## The exercise
Return the count of lines with the string "settings" in them, and nothing else.

[Extracted data entries]
################
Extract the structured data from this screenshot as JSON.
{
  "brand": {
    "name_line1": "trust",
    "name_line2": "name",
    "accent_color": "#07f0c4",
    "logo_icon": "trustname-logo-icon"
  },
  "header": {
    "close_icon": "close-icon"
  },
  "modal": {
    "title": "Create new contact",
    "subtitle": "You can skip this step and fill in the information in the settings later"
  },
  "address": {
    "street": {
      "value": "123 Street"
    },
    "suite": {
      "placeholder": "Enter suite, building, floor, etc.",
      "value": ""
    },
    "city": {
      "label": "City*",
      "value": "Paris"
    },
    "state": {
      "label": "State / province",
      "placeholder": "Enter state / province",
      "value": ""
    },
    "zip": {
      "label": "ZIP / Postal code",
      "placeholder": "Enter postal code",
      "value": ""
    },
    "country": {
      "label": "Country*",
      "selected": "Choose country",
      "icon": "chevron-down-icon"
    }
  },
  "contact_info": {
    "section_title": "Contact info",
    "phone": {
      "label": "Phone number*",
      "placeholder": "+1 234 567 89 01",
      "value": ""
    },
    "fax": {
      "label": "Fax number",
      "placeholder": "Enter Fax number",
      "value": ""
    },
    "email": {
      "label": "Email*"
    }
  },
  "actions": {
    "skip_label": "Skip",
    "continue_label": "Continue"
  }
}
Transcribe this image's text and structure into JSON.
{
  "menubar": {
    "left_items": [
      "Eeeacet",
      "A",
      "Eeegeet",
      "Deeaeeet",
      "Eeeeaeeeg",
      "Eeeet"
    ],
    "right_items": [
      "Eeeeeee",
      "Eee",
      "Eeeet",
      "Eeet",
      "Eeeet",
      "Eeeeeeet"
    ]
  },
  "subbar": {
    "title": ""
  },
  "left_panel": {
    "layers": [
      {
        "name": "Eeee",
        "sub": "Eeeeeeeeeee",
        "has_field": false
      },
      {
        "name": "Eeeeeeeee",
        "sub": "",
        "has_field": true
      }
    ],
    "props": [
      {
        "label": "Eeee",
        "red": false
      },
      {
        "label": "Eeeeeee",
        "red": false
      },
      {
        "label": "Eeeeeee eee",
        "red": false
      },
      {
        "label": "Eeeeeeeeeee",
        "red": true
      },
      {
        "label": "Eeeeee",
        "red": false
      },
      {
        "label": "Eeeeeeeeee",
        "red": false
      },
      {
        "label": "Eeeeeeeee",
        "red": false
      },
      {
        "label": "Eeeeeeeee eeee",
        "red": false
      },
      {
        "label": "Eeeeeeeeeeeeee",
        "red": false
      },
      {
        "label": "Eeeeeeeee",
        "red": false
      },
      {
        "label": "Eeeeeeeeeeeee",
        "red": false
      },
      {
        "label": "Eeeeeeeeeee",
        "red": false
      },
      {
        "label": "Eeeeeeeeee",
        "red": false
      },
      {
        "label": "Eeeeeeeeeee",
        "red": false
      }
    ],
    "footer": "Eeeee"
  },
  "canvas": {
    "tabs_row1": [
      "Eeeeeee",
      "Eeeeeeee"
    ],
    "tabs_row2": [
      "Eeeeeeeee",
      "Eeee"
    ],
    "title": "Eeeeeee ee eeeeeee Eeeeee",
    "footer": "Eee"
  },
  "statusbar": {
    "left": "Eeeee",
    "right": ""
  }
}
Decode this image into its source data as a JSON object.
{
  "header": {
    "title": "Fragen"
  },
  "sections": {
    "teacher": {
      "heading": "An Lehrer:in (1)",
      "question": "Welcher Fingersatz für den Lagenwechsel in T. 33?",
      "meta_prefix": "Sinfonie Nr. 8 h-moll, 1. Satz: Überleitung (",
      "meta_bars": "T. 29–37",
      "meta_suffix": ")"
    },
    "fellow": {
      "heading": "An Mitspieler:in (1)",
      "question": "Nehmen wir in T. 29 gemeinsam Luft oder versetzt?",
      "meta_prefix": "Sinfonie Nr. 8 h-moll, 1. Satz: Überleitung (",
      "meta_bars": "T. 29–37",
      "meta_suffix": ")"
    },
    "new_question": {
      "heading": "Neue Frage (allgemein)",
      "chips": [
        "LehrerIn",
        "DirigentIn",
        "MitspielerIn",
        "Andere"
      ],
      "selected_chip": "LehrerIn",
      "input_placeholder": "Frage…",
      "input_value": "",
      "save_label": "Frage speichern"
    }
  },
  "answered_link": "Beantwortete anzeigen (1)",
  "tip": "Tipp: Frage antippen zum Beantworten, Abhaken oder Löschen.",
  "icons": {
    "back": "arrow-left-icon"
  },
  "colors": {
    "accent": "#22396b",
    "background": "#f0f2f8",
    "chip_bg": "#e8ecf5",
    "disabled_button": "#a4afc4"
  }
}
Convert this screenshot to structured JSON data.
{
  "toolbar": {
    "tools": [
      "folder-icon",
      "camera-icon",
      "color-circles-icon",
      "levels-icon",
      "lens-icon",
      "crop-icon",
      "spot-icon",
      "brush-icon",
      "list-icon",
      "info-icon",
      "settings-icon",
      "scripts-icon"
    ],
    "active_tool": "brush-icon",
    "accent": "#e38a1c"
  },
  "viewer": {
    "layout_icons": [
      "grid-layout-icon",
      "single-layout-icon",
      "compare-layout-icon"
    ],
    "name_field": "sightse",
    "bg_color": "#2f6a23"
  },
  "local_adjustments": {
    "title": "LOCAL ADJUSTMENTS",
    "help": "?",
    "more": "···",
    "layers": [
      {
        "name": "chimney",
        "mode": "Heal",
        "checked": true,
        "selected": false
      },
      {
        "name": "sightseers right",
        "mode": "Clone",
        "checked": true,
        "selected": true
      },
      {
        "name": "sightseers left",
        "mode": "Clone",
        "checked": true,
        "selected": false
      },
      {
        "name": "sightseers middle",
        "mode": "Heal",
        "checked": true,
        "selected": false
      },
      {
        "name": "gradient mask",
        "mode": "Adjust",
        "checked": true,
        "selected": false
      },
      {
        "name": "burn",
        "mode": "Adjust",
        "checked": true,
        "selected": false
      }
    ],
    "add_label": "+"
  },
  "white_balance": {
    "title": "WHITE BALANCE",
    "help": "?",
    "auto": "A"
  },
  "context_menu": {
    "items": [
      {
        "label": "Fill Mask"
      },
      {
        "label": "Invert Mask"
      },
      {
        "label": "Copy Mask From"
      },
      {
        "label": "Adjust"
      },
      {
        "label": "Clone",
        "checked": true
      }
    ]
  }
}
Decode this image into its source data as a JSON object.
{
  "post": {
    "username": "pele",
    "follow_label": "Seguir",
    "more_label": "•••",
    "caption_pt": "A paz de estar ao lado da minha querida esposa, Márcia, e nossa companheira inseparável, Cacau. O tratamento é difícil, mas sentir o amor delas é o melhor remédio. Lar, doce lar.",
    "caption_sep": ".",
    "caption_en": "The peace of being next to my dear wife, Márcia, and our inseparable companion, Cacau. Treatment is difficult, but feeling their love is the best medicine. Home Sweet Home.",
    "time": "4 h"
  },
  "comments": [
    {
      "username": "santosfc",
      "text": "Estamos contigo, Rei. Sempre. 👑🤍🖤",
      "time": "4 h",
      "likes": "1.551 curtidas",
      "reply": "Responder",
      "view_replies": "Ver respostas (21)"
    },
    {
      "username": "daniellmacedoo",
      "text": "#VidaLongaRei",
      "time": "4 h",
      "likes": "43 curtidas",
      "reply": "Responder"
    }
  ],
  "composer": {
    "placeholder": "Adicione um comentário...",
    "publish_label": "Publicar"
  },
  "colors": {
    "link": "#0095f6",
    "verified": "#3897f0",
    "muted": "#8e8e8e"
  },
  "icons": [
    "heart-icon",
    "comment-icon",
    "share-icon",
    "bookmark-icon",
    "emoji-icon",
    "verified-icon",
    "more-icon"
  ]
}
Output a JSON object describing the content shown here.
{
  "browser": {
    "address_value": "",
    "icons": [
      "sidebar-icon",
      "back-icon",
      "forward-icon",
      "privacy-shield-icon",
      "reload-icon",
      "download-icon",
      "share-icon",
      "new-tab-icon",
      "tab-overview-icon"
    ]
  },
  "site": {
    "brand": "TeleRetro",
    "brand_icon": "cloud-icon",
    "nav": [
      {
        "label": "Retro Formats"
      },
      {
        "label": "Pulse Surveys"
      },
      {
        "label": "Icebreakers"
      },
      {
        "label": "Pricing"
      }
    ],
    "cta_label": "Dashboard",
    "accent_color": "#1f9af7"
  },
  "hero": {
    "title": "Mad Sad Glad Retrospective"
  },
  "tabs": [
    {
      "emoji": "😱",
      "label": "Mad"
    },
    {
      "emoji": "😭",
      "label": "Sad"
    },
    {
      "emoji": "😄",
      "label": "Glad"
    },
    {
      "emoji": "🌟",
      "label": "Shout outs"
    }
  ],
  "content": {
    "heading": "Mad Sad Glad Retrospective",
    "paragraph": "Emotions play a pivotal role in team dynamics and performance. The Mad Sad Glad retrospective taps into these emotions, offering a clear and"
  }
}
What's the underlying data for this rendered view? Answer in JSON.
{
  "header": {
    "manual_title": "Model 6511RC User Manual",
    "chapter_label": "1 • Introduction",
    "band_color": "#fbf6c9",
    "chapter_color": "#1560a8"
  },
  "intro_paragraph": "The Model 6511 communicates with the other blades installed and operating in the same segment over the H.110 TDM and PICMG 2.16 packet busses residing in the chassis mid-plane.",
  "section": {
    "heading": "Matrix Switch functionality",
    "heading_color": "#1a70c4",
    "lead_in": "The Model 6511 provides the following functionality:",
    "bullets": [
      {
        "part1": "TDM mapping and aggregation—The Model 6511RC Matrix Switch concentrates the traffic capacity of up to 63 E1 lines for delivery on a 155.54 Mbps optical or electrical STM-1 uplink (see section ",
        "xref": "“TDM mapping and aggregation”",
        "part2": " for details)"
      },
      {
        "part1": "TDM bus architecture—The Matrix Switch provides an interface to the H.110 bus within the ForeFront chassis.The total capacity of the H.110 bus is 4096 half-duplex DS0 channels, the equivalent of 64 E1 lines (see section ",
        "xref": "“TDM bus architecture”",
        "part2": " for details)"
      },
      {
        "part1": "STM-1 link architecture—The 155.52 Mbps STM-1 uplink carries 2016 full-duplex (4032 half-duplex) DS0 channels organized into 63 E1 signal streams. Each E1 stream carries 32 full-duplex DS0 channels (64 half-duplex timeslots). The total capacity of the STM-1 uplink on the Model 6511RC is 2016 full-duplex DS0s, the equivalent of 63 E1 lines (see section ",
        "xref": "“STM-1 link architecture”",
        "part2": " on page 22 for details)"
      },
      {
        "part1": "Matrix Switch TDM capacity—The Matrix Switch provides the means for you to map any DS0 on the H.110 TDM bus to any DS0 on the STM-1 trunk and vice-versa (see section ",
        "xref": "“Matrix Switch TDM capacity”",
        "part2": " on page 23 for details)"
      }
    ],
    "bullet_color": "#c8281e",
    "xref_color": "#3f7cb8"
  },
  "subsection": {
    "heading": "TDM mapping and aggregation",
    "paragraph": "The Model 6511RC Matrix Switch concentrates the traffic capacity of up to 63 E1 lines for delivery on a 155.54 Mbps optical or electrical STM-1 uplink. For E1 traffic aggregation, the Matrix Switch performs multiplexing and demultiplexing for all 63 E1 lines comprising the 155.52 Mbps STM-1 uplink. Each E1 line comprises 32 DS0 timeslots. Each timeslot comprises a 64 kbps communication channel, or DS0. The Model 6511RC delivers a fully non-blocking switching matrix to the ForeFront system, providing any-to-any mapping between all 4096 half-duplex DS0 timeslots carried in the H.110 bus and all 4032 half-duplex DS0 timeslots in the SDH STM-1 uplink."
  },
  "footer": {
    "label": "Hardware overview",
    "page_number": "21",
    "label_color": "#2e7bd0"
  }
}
################
## The solution
2